## Task data
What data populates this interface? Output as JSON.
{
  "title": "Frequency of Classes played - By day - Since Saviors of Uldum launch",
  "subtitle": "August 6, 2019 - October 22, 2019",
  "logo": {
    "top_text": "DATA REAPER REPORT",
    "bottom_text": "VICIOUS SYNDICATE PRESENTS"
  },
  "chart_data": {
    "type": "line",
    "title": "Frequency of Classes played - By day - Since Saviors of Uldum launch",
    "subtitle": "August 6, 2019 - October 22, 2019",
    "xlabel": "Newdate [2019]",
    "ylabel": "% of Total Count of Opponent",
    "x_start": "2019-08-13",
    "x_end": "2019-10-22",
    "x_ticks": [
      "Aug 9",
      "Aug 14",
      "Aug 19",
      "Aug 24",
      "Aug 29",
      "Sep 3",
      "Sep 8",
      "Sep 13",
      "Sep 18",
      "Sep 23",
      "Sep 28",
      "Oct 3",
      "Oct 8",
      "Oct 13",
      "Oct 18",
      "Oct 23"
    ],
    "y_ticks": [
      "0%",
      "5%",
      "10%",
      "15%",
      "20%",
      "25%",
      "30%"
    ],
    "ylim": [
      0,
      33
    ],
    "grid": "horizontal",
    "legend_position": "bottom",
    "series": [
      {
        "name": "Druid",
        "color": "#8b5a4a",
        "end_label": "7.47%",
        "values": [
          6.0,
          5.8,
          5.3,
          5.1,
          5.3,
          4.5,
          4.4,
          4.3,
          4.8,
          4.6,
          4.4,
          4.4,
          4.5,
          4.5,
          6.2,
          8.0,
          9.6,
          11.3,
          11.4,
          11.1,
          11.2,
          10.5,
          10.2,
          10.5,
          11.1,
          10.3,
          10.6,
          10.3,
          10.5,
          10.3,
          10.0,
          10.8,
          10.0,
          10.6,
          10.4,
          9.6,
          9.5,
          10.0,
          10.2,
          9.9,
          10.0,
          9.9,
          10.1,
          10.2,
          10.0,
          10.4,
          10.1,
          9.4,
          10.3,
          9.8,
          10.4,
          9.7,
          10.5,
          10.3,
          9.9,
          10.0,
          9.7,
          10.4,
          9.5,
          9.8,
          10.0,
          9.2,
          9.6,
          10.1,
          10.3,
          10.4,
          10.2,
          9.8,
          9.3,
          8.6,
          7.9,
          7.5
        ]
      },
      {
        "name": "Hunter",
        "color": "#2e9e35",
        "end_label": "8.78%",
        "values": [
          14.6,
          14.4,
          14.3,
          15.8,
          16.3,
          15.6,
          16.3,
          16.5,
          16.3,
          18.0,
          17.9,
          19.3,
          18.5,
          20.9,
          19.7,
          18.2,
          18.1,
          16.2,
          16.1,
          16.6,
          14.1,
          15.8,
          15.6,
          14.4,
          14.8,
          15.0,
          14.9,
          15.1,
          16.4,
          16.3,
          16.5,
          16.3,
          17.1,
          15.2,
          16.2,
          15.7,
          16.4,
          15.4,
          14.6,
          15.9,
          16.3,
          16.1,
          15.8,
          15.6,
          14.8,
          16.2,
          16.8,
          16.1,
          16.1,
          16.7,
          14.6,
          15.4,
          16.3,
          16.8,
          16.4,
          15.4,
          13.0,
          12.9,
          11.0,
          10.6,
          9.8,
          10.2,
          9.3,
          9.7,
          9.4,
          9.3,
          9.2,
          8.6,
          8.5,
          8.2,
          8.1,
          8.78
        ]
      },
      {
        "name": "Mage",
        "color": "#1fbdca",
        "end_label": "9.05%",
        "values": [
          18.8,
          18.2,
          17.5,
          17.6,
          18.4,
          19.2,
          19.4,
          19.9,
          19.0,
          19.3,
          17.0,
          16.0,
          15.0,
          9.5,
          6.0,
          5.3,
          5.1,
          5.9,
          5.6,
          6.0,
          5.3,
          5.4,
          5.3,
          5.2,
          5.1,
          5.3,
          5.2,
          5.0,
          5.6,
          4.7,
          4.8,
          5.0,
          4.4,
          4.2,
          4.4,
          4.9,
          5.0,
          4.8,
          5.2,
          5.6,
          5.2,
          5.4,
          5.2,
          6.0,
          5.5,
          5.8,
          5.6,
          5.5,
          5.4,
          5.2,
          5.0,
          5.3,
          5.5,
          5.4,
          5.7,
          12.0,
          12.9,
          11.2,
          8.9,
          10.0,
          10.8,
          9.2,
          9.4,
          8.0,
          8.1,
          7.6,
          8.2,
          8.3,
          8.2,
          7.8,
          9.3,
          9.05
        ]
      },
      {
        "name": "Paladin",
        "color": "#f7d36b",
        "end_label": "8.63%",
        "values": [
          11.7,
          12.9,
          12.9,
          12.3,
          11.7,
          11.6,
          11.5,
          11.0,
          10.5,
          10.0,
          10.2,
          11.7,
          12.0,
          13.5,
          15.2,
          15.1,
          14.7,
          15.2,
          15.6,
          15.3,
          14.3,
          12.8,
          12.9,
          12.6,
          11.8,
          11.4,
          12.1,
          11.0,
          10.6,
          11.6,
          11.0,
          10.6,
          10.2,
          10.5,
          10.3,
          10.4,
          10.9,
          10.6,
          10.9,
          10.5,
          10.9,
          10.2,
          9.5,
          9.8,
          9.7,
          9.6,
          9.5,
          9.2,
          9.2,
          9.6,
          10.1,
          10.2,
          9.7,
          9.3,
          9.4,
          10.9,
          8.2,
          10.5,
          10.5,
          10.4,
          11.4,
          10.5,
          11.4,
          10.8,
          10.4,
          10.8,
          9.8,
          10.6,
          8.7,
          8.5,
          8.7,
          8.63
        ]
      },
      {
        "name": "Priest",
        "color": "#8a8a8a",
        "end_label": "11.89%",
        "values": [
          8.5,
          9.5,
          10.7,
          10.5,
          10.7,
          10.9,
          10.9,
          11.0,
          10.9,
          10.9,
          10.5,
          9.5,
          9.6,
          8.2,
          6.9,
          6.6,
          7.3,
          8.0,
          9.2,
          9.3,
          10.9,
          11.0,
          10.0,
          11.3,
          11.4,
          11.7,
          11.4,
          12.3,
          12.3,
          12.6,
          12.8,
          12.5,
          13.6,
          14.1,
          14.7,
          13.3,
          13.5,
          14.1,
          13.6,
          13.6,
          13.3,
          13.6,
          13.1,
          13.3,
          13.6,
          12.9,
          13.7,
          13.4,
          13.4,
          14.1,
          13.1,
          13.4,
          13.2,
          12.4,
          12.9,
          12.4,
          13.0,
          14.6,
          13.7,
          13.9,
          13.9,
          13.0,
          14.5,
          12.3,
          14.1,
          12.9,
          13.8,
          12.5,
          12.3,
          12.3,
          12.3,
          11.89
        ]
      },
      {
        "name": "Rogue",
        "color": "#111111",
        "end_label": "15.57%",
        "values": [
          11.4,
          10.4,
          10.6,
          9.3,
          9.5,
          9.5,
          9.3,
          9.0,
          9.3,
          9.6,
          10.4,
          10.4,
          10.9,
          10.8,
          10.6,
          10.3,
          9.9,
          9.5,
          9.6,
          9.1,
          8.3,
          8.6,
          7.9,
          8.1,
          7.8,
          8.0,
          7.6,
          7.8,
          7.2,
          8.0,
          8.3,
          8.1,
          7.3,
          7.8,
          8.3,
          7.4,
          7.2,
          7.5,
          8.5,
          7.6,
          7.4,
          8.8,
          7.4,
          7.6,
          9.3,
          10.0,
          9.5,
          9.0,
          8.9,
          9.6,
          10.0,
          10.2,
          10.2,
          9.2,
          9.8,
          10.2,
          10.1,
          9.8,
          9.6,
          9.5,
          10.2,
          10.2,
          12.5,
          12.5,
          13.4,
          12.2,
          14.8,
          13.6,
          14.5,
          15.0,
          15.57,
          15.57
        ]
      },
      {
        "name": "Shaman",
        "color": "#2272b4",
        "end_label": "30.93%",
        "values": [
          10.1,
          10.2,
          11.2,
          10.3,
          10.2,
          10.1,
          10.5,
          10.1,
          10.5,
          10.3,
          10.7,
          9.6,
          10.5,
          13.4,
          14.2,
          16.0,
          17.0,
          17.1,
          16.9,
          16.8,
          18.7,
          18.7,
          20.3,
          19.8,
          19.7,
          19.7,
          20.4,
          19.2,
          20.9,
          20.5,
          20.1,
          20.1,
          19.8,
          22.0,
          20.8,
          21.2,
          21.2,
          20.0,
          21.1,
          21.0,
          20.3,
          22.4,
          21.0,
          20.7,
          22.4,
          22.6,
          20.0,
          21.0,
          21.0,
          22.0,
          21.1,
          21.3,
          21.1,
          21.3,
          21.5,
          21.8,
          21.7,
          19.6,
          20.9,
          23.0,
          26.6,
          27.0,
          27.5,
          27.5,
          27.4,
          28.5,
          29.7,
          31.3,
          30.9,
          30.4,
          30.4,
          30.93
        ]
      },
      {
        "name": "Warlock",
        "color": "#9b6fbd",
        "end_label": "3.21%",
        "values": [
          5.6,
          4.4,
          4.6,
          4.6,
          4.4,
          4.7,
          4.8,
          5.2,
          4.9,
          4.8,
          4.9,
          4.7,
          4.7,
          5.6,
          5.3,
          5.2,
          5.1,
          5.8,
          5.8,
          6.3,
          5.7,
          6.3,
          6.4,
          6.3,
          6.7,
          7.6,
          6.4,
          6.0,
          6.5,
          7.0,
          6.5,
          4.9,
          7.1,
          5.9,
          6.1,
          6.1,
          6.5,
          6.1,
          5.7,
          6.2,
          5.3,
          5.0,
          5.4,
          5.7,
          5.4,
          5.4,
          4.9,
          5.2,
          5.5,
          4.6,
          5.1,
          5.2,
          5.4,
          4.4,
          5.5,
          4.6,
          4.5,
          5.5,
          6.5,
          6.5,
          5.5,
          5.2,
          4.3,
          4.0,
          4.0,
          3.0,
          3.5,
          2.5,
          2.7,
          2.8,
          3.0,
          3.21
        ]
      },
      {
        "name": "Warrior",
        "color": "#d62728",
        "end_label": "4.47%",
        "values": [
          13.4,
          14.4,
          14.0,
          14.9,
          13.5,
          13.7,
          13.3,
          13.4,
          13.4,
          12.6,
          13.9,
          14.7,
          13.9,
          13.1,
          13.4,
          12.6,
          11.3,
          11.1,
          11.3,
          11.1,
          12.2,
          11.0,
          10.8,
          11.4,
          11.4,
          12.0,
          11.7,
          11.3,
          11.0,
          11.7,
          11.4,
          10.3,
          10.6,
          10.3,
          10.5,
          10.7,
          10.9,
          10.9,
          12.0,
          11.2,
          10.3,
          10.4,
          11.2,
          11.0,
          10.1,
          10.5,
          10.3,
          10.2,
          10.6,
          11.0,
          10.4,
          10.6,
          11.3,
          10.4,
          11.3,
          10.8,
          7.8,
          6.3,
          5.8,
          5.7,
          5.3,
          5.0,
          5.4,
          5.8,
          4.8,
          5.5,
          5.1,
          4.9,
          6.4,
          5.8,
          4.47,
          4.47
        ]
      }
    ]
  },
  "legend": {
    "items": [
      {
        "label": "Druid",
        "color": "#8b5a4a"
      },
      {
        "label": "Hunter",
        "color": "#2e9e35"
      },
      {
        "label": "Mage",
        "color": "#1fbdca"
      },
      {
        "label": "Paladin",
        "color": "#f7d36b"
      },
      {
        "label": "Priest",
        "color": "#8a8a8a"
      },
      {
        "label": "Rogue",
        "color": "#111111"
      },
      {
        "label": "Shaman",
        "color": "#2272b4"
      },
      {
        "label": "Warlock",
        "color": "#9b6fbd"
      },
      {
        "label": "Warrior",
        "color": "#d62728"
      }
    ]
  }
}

## Aim of the exercise
What is the number of lines in the records that contain "subtitle"? Give that number only.

## The result
2